RECORD EXCERPTS:
☆ ☆ ☆ ☆

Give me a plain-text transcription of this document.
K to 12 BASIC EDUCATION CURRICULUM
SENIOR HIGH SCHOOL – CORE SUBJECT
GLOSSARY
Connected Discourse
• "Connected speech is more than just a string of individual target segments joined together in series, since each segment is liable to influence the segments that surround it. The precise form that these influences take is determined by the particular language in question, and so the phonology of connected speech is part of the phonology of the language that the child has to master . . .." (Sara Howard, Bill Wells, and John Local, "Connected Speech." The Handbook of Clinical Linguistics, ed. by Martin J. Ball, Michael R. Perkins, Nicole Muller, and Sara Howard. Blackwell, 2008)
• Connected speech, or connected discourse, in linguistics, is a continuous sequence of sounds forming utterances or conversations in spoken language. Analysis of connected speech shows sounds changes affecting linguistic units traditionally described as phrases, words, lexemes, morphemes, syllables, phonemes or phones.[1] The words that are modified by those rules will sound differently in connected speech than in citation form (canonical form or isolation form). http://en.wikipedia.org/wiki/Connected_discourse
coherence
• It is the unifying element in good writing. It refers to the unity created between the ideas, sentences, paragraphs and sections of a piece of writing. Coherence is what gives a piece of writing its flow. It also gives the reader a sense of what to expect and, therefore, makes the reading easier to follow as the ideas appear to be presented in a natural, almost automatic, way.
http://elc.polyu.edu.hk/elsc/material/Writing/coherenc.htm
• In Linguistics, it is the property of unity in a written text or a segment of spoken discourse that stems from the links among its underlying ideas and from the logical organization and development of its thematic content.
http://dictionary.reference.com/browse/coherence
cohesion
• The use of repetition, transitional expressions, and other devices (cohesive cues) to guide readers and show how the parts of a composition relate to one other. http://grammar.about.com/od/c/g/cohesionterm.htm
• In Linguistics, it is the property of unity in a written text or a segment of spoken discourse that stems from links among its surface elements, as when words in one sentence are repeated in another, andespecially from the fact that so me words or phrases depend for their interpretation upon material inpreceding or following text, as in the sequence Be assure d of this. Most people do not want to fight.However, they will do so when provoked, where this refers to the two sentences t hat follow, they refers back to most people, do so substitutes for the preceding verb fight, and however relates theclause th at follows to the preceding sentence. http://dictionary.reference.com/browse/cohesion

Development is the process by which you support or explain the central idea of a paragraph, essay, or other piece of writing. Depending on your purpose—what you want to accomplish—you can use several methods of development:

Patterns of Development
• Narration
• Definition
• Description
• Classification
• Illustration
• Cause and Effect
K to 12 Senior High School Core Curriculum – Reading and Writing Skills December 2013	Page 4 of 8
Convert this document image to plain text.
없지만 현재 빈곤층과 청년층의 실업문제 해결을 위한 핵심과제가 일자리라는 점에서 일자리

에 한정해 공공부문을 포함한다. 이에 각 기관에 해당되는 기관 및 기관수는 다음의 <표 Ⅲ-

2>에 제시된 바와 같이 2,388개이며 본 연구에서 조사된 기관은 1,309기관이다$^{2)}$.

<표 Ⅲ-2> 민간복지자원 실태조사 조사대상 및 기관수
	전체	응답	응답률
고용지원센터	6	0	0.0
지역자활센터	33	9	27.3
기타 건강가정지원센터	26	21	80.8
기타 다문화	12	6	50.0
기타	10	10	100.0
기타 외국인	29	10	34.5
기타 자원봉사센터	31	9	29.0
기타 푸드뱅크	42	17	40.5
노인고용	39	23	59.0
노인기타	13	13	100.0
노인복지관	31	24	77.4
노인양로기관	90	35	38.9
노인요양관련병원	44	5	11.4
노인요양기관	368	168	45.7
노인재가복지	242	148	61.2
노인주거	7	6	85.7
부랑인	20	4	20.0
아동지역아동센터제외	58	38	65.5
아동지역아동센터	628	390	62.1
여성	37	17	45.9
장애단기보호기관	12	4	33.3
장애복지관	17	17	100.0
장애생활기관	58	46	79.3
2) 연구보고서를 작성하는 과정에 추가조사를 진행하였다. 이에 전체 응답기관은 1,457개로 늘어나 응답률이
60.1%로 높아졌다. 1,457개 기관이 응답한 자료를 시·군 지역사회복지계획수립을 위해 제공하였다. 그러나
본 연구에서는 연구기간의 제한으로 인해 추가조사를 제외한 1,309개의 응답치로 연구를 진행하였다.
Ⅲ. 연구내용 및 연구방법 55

☆ ☆ ☆ ☆

WHAT IS BEING ASKED: Please set down all the data word for word.

OUTPUT OF THE EXERCISE:
Give me a plain-text transcription of this document.
K to 12 BASIC EDUCATION CURRICULUM
SENIOR HIGH SCHOOL – CORE SUBJECT
GLOSSARY
Connected Discourse
• "Connected speech is more than just a string of individual target segments joined together in series, since each segment is liable to influence the segments that surround it. The precise form that these influences take is determined by the particular language in question, and so the phonology of connected speech is part of the phonology of the language that the child has to master . . .." (Sara Howard, Bill Wells, and John Local, "Connected Speech." The Handbook of Clinical Linguistics, ed. by Martin J. Ball, Michael R. Perkins, Nicole Muller, and Sara Howard. Blackwell, 2008)
• Connected speech, or connected discourse, in linguistics, is a continuous sequence of sounds forming utterances or conversations in spoken language. Analysis of connected speech shows sounds changes affecting linguistic units traditionally described as phrases, words, lexemes, morphemes, syllables, phonemes or phones.[1] The words that are modified by those rules will sound differently in connected speech than in citation form (canonical form or isolation form). http://en.wikipedia.org/wiki/Connected_discourse
coherence
• It is the unifying element in good writing. It refers to the unity created between the ideas, sentences, paragraphs and sections of a piece of writing. Coherence is what gives a piece of writing its flow. It also gives the reader a sense of what to expect and, therefore, makes the reading easier to follow as the ideas appear to be presented in a natural, almost automatic, way.
http://elc.polyu.edu.hk/elsc/material/Writing/coherenc.htm
• In Linguistics, it is the property of unity in a written text or a segment of spoken discourse that stems from the links among its underlying ideas and from the logical organization and development of its thematic content.
http://dictionary.reference.com/browse/coherence
cohesion
• The use of repetition, transitional expressions, and other devices (cohesive cues) to guide readers and show how the parts of a composition relate to one other. http://grammar.about.com/od/c/g/cohesionterm.htm
• In Linguistics, it is the property of unity in a written text or a segment of spoken discourse that stems from links among its surface elements, as when words in one sentence are repeated in another, andespecially from the fact that so me words or phrases depend for their interpretation upon material inpreceding or following text, as in the sequence Be assure d of this. Most people do not want to fight.However, they will do so when provoked, where this refers to the two sentences t hat follow, they refers back to most people, do so substitutes for the preceding verb fight, and however relates theclause th at follows to the preceding sentence. http://dictionary.reference.com/browse/cohesion

Development is the process by which you support or explain the central idea of a paragraph, essay, or other piece of writing. Depending on your purpose—what you want to accomplish—you can use several methods of development:

Patterns of Development
• Narration
• Definition
• Description
• Classification
• Illustration
• Cause and Effect
K to 12 Senior High School Core Curriculum – Reading and Writing Skills December 2013	Page 4 of 8
Convert this document image to plain text.
없지만 현재 빈곤층과 청년층의 실업문제 해결을 위한 핵심과제가 일자리라는 점에서 일자리

에 한정해 공공부문을 포함한다. 이에 각 기관에 해당되는 기관 및 기관수는 다음의 <표 Ⅲ-

2>에 제시된 바와 같이 2,388개이며 본 연구에서 조사된 기관은 1,309기관이다$^{2)}$.

<표 Ⅲ-2> 민간복지자원 실태조사 조사대상 및 기관수
	전체	응답	응답률
고용지원센터	6	0	0.0
지역자활센터	33	9	27.3
기타 건강가정지원센터	26	21	80.8
기타 다문화	12	6	50.0
기타	10	10	100.0
기타 외국인	29	10	34.5
기타 자원봉사센터	31	9	29.0
기타 푸드뱅크	42	17	40.5
노인고용	39	23	59.0
노인기타	13	13	100.0
노인복지관	31	24	77.4
노인양로기관	90	35	38.9
노인요양관련병원	44	5	11.4
노인요양기관	368	168	45.7
노인재가복지	242	148	61.2
노인주거	7	6	85.7
부랑인	20	4	20.0
아동지역아동센터제외	58	38	65.5
아동지역아동센터	628	390	62.1
여성	37	17	45.9
장애단기보호기관	12	4	33.3
장애복지관	17	17	100.0
장애생활기관	58	46	79.3
2) 연구보고서를 작성하는 과정에 추가조사를 진행하였다. 이에 전체 응답기관은 1,457개로 늘어나 응답률이
60.1%로 높아졌다. 1,457개 기관이 응답한 자료를 시·군 지역사회복지계획수립을 위해 제공하였다. 그러나
본 연구에서는 연구기간의 제한으로 인해 추가조사를 제외한 1,309개의 응답치로 연구를 진행하였다.
Ⅲ. 연구내용 및 연구방법 55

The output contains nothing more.